Aim – Gather each line in the records below that contains the string "offset", and copy those lines out. Only matches with the same uppercase and lowercase letters count.

== Information provided

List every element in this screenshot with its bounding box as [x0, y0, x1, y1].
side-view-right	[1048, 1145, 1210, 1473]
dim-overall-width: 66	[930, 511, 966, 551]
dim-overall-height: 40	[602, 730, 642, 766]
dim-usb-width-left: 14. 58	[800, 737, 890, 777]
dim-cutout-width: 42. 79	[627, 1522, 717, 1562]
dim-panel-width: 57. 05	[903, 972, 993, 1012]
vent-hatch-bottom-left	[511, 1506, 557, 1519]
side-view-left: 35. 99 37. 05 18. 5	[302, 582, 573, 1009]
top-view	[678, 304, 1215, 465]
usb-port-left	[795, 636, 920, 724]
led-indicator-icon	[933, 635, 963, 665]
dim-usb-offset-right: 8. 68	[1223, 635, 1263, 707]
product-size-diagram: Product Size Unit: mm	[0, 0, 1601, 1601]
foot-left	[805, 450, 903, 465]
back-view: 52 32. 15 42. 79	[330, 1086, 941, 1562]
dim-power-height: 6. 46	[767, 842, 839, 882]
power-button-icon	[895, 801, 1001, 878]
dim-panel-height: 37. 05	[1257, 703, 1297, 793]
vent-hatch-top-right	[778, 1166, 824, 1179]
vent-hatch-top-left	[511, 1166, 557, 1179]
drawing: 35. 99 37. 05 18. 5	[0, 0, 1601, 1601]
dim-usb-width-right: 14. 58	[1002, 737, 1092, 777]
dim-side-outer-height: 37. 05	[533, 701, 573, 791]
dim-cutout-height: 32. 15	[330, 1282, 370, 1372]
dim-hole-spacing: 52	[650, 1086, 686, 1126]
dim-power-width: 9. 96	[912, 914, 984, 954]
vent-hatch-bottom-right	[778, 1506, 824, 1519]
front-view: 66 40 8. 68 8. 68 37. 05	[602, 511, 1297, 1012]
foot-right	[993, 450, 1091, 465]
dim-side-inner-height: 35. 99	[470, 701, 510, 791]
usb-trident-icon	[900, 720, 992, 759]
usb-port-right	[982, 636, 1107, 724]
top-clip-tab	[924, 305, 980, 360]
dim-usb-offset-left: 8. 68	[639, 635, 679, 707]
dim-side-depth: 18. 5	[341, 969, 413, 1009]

====

Solved exercise –
dim-usb-offset-right: 8. 68	[1223, 635, 1263, 707]
dim-usb-offset-left: 8. 68	[639, 635, 679, 707]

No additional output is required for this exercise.